- [Task input]

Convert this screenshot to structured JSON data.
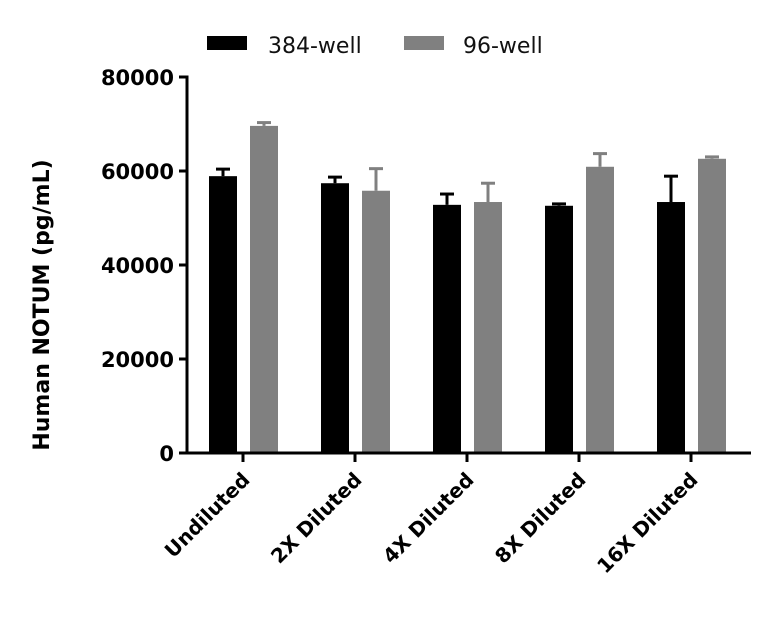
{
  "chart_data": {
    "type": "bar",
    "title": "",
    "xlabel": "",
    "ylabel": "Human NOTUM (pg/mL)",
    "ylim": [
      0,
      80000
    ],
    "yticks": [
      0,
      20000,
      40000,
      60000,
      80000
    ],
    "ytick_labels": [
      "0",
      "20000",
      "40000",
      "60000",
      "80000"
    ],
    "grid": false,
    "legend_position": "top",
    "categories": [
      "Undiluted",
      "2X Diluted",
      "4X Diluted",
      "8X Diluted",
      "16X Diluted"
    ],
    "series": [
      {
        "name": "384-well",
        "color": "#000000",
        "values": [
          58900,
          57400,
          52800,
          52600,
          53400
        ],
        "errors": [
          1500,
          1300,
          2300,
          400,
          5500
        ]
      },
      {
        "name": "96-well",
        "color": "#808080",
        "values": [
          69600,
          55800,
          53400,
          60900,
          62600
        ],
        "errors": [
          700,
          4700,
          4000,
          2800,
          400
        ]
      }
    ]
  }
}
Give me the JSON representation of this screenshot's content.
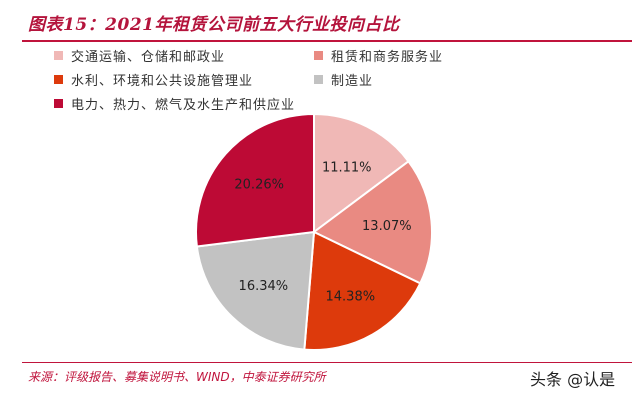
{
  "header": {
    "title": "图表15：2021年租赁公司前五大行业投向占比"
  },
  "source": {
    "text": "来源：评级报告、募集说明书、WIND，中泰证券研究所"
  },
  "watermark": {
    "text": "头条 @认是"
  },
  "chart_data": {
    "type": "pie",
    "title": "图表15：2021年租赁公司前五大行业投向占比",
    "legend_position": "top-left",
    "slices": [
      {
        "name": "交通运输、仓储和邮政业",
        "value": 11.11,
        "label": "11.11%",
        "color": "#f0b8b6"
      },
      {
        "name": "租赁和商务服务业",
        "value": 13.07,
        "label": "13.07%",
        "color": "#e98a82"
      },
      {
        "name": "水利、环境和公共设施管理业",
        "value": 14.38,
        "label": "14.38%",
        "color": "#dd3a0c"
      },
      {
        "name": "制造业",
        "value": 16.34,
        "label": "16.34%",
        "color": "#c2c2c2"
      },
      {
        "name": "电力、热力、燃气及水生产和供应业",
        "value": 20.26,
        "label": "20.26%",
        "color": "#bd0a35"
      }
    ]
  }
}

- [Short task] Locate each line with the word "this" and copy it.

- [Result]
Convert this screenshot to structured JSON data.
Give me the JSON representation of this screenshot's content.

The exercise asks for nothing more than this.